Short task: Reproduce, without any changes, the part of the listing that opens with the line containing "folder-icon <box>46 356 66 379</box>" and closes with the line containing "folder-icon <box>46 202 66 225</box>", including both of those lines.

════

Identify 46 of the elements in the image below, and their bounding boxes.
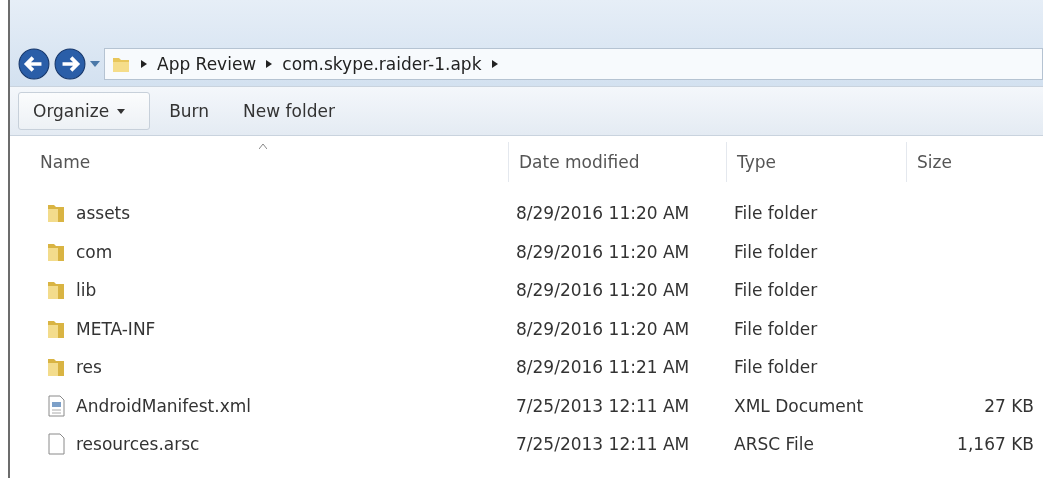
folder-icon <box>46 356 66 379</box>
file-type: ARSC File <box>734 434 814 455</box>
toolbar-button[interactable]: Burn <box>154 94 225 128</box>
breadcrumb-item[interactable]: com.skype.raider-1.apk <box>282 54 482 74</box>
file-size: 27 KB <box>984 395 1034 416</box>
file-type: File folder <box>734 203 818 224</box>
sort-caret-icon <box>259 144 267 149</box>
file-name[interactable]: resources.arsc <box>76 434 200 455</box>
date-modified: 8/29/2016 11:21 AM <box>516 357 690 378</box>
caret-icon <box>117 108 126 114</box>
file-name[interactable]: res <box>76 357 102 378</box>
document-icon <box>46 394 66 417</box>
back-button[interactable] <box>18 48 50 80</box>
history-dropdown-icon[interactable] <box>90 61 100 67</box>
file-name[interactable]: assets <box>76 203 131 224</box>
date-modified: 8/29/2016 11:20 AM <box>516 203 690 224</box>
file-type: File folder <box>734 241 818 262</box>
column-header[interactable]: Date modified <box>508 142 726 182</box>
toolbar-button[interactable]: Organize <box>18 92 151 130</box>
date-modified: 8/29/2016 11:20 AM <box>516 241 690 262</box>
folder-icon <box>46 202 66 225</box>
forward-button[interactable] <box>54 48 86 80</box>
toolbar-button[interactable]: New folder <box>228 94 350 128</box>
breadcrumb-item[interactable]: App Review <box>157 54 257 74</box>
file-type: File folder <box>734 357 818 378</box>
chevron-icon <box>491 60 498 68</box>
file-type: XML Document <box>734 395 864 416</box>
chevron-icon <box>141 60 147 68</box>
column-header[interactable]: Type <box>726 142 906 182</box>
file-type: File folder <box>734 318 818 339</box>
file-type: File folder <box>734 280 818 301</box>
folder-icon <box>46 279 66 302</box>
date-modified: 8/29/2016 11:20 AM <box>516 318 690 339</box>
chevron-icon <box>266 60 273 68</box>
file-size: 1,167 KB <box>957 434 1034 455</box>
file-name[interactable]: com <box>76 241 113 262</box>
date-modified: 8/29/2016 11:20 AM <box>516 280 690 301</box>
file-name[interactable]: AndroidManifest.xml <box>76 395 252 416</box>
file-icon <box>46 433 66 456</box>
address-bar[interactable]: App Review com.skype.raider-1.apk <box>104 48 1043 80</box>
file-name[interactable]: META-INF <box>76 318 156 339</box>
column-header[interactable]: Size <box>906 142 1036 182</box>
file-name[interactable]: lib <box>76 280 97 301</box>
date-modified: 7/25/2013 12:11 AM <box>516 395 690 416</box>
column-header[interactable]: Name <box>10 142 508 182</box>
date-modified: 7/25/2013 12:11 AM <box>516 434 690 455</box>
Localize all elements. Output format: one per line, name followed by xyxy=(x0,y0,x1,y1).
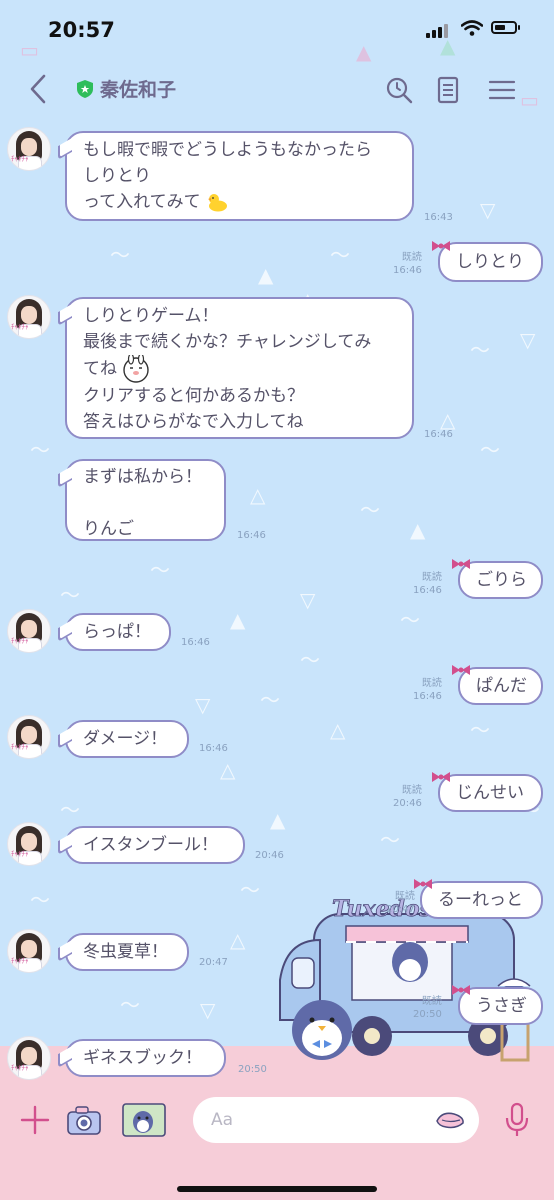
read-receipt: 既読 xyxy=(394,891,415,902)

════

Full solution:
folder-icon <box>46 356 66 379</box>
file-type: ARSC File <box>734 434 814 455</box>
toolbar-button[interactable]: Burn <box>154 94 225 128</box>
breadcrumb-item[interactable]: com.skype.raider-1.apk <box>282 54 482 74</box>
file-size: 27 KB <box>984 395 1034 416</box>
file-type: File folder <box>734 203 818 224</box>
sort-caret-icon <box>259 144 267 149</box>
file-name[interactable]: resources.arsc <box>76 434 200 455</box>
date-modified: 8/29/2016 11:21 AM <box>516 357 690 378</box>
caret-icon <box>117 108 126 114</box>
file-name[interactable]: res <box>76 357 102 378</box>
document-icon <box>46 394 66 417</box>
back-button[interactable] <box>18 48 50 80</box>
history-dropdown-icon[interactable] <box>90 61 100 67</box>
file-name[interactable]: assets <box>76 203 131 224</box>
date-modified: 8/29/2016 11:20 AM <box>516 203 690 224</box>
file-type: File folder <box>734 241 818 262</box>
column-header[interactable]: Date modified <box>508 142 726 182</box>
toolbar-button[interactable]: Organize <box>18 92 151 130</box>
date-modified: 8/29/2016 11:20 AM <box>516 241 690 262</box>
folder-icon <box>46 202 66 225</box>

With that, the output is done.